● **GIVEN PROBLEM**
How many lines of the records below contain the word "confidence"? Answer with the number alone.

(Data entries)
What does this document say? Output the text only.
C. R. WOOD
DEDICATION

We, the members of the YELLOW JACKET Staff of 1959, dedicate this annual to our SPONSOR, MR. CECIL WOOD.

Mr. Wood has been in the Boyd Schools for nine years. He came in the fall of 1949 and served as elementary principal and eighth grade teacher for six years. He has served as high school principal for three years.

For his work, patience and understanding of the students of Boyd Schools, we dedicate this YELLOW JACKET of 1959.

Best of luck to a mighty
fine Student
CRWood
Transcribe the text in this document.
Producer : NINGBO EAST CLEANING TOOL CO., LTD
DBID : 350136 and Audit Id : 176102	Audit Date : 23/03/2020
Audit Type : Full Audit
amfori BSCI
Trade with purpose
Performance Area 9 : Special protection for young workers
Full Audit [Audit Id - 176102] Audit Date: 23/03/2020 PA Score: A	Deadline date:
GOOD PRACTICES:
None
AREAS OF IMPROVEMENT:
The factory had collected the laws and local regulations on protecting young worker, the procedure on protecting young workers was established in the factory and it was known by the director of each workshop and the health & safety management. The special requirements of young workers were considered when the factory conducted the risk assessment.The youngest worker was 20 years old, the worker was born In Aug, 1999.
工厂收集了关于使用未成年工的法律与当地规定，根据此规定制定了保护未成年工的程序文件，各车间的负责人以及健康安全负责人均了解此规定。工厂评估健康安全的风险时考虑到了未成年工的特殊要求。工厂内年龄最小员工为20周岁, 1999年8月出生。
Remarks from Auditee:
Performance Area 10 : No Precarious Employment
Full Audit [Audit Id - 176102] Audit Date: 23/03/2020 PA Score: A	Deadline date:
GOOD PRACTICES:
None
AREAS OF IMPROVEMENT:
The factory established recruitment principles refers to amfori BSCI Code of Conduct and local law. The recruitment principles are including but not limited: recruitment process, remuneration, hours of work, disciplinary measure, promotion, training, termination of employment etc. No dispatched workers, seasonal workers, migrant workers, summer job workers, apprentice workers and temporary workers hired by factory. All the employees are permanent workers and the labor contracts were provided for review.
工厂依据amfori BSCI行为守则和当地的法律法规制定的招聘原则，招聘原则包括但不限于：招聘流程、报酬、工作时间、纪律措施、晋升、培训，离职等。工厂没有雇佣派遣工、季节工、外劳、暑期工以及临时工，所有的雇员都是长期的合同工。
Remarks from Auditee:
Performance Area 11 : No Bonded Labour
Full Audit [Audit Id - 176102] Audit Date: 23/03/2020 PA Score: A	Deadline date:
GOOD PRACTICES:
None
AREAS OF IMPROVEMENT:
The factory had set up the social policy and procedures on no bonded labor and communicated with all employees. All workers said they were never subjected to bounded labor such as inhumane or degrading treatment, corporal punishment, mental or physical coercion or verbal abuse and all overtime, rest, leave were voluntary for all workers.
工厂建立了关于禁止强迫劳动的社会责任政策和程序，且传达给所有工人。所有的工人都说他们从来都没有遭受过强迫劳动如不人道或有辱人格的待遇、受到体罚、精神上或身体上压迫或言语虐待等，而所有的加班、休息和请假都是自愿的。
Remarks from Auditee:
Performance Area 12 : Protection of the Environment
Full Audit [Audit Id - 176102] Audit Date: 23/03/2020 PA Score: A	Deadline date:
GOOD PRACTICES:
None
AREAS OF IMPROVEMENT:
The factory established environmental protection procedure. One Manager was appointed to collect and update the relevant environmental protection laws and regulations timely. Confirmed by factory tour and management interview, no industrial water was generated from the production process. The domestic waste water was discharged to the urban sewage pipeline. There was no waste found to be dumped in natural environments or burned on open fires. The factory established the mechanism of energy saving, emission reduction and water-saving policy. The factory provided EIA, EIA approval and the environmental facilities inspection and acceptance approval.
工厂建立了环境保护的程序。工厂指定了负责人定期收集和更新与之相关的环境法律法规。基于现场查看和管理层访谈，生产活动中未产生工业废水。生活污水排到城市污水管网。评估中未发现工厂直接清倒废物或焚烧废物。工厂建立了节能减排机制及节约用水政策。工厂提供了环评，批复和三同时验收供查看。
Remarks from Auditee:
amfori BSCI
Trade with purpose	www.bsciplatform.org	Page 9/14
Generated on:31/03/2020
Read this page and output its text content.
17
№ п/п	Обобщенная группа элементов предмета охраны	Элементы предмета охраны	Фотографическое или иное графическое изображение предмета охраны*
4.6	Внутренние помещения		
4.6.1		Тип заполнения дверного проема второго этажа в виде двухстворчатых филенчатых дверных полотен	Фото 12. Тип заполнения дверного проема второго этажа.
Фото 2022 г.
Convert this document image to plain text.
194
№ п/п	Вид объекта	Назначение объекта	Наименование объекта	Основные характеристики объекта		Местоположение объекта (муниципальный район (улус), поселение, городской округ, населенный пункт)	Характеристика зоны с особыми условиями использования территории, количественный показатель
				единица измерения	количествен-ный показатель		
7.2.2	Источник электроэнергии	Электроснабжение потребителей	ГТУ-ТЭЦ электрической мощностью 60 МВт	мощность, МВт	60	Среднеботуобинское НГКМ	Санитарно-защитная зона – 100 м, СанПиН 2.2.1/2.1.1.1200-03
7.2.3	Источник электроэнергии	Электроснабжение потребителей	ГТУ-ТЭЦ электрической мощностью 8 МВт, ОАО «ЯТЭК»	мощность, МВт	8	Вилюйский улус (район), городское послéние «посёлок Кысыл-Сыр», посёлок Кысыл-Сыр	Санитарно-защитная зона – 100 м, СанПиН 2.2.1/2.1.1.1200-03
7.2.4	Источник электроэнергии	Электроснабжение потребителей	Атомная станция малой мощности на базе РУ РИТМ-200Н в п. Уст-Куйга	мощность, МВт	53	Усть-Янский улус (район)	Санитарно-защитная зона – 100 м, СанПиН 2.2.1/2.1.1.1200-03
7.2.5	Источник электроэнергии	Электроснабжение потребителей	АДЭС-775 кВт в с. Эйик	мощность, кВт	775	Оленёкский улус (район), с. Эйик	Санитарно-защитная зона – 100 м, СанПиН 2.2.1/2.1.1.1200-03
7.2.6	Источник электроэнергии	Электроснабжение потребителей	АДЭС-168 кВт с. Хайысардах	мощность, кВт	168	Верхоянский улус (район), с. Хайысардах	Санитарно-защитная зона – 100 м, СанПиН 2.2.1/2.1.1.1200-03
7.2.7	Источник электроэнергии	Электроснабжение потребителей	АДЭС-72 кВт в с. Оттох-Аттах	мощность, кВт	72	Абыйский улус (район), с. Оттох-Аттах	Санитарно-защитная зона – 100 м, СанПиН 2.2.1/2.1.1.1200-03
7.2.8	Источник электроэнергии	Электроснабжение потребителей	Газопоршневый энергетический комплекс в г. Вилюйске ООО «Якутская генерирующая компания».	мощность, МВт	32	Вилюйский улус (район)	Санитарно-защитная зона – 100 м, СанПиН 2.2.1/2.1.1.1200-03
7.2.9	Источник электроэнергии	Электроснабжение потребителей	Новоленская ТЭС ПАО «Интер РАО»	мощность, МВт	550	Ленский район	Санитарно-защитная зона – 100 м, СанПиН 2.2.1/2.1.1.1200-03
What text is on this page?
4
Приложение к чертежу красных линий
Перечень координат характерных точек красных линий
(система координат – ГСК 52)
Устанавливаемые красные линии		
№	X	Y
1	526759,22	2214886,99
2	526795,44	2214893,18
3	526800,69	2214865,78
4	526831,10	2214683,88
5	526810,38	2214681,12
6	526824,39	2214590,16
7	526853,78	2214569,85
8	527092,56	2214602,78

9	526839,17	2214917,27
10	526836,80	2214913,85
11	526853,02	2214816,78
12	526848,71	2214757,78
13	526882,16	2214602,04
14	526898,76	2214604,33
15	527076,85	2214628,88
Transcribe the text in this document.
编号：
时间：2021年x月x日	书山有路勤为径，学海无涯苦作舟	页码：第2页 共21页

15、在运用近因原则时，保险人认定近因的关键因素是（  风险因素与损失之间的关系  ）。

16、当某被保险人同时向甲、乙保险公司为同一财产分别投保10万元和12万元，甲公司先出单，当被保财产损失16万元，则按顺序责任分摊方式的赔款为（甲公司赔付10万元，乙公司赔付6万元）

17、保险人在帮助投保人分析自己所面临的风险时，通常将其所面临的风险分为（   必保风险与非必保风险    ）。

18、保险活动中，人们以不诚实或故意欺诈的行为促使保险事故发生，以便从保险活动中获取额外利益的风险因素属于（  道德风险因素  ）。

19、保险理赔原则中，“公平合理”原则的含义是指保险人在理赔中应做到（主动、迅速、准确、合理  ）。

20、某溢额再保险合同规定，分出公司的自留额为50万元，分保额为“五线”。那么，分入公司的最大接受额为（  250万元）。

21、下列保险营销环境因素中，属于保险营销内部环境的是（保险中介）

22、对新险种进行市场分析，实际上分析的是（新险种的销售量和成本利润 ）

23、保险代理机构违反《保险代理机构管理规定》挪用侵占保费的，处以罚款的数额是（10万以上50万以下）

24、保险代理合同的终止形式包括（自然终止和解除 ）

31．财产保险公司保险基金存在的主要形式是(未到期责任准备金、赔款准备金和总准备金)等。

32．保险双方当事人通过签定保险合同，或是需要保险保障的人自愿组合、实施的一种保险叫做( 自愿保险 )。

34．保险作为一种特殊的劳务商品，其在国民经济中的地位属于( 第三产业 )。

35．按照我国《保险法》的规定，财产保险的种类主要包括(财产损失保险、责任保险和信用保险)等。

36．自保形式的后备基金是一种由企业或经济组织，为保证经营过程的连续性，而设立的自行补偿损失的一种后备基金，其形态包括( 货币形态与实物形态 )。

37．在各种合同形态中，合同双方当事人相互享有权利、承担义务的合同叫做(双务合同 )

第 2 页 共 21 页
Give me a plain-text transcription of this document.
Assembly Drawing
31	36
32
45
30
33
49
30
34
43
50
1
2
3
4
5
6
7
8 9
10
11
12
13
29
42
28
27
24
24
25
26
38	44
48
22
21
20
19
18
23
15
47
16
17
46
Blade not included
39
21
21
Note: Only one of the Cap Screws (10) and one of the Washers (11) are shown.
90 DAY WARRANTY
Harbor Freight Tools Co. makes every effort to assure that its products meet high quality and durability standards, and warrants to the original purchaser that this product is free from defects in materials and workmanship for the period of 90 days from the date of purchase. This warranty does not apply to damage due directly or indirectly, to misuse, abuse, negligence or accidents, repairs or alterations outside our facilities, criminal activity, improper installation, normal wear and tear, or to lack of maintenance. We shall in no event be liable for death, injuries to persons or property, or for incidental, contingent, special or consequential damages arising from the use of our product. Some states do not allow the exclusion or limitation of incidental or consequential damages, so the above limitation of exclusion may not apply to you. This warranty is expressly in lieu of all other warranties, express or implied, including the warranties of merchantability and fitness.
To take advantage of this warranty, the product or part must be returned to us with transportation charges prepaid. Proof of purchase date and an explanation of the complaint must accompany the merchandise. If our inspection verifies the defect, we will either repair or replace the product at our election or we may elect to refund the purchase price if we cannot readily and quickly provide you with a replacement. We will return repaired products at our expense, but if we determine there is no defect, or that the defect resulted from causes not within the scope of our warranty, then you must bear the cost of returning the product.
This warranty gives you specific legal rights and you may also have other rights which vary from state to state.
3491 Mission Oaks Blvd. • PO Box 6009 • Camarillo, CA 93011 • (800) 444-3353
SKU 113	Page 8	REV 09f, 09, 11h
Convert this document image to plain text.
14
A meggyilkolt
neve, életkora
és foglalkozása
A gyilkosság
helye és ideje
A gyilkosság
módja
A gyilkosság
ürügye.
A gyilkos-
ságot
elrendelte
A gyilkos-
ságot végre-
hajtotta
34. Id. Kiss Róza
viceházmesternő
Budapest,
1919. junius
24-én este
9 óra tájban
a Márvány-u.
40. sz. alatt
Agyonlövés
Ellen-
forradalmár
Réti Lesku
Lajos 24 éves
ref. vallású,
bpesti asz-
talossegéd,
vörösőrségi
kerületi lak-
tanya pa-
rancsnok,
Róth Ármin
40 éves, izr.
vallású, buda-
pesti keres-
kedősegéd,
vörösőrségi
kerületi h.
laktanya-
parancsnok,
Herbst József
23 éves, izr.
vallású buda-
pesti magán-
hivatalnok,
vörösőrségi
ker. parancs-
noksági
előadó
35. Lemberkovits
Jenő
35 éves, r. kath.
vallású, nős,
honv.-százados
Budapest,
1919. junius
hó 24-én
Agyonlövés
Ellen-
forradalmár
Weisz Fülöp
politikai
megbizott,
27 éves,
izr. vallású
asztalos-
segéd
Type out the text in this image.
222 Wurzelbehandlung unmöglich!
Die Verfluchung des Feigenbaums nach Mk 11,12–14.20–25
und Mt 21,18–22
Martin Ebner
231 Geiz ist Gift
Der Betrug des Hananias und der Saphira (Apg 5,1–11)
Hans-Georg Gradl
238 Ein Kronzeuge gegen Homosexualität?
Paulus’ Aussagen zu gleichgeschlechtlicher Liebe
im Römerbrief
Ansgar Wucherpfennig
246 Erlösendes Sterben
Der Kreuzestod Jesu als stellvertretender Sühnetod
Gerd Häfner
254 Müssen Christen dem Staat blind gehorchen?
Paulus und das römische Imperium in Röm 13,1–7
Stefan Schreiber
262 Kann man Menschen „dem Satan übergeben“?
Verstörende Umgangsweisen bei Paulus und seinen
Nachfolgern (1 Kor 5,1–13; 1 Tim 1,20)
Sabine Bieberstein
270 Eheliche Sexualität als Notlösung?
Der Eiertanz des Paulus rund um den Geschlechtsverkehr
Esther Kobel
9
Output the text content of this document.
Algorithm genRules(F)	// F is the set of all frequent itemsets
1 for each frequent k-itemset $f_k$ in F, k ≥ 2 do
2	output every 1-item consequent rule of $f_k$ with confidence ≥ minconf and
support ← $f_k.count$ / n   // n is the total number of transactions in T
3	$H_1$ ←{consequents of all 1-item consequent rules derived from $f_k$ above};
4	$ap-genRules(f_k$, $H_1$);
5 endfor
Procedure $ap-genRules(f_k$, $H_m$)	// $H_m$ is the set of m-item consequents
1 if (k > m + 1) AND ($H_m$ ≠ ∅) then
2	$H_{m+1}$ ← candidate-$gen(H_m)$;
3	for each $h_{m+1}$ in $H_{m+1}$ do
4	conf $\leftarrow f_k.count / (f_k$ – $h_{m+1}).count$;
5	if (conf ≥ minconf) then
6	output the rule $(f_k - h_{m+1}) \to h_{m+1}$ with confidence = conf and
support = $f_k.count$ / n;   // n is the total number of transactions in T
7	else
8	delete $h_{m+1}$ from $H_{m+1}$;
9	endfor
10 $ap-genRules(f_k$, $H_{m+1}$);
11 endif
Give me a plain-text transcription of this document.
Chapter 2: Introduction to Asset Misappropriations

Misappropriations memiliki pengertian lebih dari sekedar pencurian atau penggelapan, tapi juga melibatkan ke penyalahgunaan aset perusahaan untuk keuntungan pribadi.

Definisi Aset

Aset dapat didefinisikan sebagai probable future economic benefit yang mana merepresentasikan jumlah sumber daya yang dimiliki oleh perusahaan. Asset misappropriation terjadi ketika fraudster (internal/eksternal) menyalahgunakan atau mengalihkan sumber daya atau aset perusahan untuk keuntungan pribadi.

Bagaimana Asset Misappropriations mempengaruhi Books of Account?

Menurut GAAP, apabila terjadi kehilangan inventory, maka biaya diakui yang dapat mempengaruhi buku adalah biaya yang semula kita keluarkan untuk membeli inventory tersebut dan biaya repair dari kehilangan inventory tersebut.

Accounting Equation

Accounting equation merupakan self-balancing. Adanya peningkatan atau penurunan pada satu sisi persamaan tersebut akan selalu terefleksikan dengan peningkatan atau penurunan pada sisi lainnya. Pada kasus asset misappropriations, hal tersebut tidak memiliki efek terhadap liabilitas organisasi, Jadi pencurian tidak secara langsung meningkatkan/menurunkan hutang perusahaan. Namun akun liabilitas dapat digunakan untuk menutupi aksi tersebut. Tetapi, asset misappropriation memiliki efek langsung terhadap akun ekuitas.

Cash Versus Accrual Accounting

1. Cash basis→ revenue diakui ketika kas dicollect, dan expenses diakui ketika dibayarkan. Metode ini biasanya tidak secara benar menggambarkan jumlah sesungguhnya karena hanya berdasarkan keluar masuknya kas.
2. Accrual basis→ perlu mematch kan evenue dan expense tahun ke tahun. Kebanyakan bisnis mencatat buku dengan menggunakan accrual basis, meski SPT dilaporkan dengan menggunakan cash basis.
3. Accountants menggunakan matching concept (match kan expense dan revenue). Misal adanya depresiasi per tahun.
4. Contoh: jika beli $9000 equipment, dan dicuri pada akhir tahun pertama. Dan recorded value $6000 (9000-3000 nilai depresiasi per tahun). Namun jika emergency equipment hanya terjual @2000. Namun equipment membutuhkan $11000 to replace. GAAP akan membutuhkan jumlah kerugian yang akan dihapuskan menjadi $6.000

● **IN RESPONSE**
2